Exercise = Repeat, exactly and completely, the entries shown underneath.
[start]
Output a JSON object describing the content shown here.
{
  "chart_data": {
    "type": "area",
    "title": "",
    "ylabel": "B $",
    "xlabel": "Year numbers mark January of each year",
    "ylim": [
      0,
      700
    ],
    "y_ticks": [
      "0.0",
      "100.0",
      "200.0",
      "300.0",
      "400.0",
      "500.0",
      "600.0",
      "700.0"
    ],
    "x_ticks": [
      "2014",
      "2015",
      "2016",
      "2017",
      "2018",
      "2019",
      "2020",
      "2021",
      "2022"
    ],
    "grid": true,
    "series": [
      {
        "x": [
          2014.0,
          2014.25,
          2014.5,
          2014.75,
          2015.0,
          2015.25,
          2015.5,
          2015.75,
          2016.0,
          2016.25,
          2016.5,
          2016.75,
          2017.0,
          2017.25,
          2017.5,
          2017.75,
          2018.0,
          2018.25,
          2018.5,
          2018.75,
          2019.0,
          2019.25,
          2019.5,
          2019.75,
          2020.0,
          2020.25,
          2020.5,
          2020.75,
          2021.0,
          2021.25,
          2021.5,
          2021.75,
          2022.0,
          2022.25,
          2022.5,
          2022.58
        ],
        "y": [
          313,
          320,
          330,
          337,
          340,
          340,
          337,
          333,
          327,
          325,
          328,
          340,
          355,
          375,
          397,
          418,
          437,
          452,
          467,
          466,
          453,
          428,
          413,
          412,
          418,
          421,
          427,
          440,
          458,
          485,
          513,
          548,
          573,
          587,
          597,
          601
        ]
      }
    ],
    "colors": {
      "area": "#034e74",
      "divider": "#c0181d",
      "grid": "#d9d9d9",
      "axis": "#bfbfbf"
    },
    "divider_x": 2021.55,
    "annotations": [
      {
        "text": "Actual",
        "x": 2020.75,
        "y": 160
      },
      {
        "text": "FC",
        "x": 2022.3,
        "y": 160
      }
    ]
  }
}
[end]
Output of the exercise =
Output a JSON object describing the content shown here.
{
  "chart_data": {
    "type": "area",
    "title": "",
    "ylabel": "B $",
    "xlabel": "Year numbers mark January of each year",
    "ylim": [
      0,
      700
    ],
    "y_ticks": [
      "0.0",
      "100.0",
      "200.0",
      "300.0",
      "400.0",
      "500.0",
      "600.0",
      "700.0"
    ],
    "x_ticks": [
      "2014",
      "2015",
      "2016",
      "2017",
      "2018",
      "2019",
      "2020",
      "2021",
      "2022"
    ],
    "grid": true,
    "series": [
      {
        "x": [
          2014.0,
          2014.25,
          2014.5,
          2014.75,
          2015.0,
          2015.25,
          2015.5,
          2015.75,
          2016.0,
          2016.25,
          2016.5,
          2016.75,
          2017.0,
          2017.25,
          2017.5,
          2017.75,
          2018.0,
          2018.25,
          2018.5,
          2018.75,
          2019.0,
          2019.25,
          2019.5,
          2019.75,
          2020.0,
          2020.25,
          2020.5,
          2020.75,
          2021.0,
          2021.25,
          2021.5,
          2021.75,
          2022.0,
          2022.25,
          2022.5,
          2022.58
        ],
        "y": [
          313,
          320,
          330,
          337,
          340,
          340,
          337,
          333,
          327,
          325,
          328,
          340,
          355,
          375,
          397,
          418,
          437,
          452,
          467,
          466,
          453,
          428,
          413,
          412,
          418,
          421,
          427,
          440,
          458,
          485,
          513,
          548,
          573,
          587,
          597,
          601
        ]
      }
    ],
    "colors": {
      "area": "#034e74",
      "divider": "#c0181d",
      "grid": "#d9d9d9",
      "axis": "#bfbfbf"
    },
    "divider_x": 2021.55,
    "annotations": [
      {
        "text": "Actual",
        "x": 2020.75,
        "y": 160
      },
      {
        "text": "FC",
        "x": 2022.3,
        "y": 160
      }
    ]
  }
}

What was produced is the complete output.